What is asked:
Would you transcribe the listing that follows, character for character, and omit its images?

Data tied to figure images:
┌────────
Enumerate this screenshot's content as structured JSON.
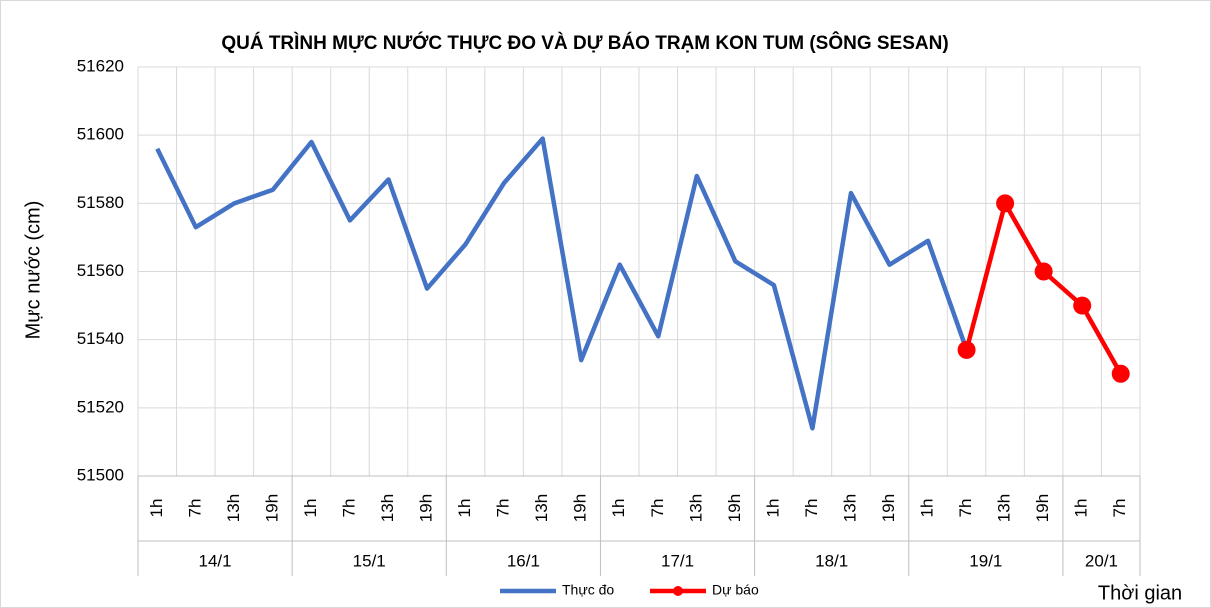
{
  "chart_data": {
    "type": "line",
    "title": "QUÁ TRÌNH MỰC NƯỚC THỰC ĐO VÀ DỰ BÁO TRẠM KON TUM (SÔNG SESAN)",
    "y_label": "Mực nước (cm)",
    "x_label": "Thời gian",
    "categories": [
      "1h",
      "7h",
      "13h",
      "19h",
      "1h",
      "7h",
      "13h",
      "19h",
      "1h",
      "7h",
      "13h",
      "19h",
      "1h",
      "7h",
      "13h",
      "19h",
      "1h",
      "7h",
      "13h",
      "19h",
      "1h",
      "7h",
      "13h",
      "19h",
      "1h",
      "7h"
    ],
    "groups": [
      "14/1",
      "15/1",
      "16/1",
      "17/1",
      "18/1",
      "19/1",
      "20/1"
    ],
    "series": [
      {
        "name": "Thực đo",
        "color": "#4472c4",
        "values": [
          51596,
          51573,
          51580,
          51584,
          51598,
          51575,
          51587,
          51555,
          51568,
          51586,
          51599,
          51534,
          51562,
          51541,
          51588,
          51563,
          51556,
          51514,
          51583,
          51562,
          51569,
          51537,
          null,
          null,
          null,
          null
        ]
      },
      {
        "name": "Dự báo",
        "color": "#ff0000",
        "markers": true,
        "values": [
          null,
          null,
          null,
          null,
          null,
          null,
          null,
          null,
          null,
          null,
          null,
          null,
          null,
          null,
          null,
          null,
          null,
          null,
          null,
          null,
          null,
          51537,
          51580,
          51560,
          51550,
          51530
        ]
      }
    ],
    "ylim": [
      51500,
      51620
    ],
    "yticks": [
      51500,
      51520,
      51540,
      51560,
      51580,
      51600,
      51620
    ],
    "grid": true
  }
}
└────────
Output below:
Enumerate this screenshot's content as structured JSON.
{
  "chart_data": {
    "type": "line",
    "title": "QUÁ TRÌNH MỰC NƯỚC THỰC ĐO VÀ DỰ BÁO TRẠM KON TUM (SÔNG SESAN)",
    "y_label": "Mực nước (cm)",
    "x_label": "Thời gian",
    "categories": [
      "1h",
      "7h",
      "13h",
      "19h",
      "1h",
      "7h",
      "13h",
      "19h",
      "1h",
      "7h",
      "13h",
      "19h",
      "1h",
      "7h",
      "13h",
      "19h",
      "1h",
      "7h",
      "13h",
      "19h",
      "1h",
      "7h",
      "13h",
      "19h",
      "1h",
      "7h"
    ],
    "groups": [
      "14/1",
      "15/1",
      "16/1",
      "17/1",
      "18/1",
      "19/1",
      "20/1"
    ],
    "series": [
      {
        "name": "Thực đo",
        "color": "#4472c4",
        "values": [
          51596,
          51573,
          51580,
          51584,
          51598,
          51575,
          51587,
          51555,
          51568,
          51586,
          51599,
          51534,
          51562,
          51541,
          51588,
          51563,
          51556,
          51514,
          51583,
          51562,
          51569,
          51537,
          null,
          null,
          null,
          null
        ]
      },
      {
        "name": "Dự báo",
        "color": "#ff0000",
        "markers": true,
        "values": [
          null,
          null,
          null,
          null,
          null,
          null,
          null,
          null,
          null,
          null,
          null,
          null,
          null,
          null,
          null,
          null,
          null,
          null,
          null,
          null,
          null,
          51537,
          51580,
          51560,
          51550,
          51530
        ]
      }
    ],
    "ylim": [
      51500,
      51620
    ],
    "yticks": [
      51500,
      51520,
      51540,
      51560,
      51580,
      51600,
      51620
    ],
    "grid": true
  }
}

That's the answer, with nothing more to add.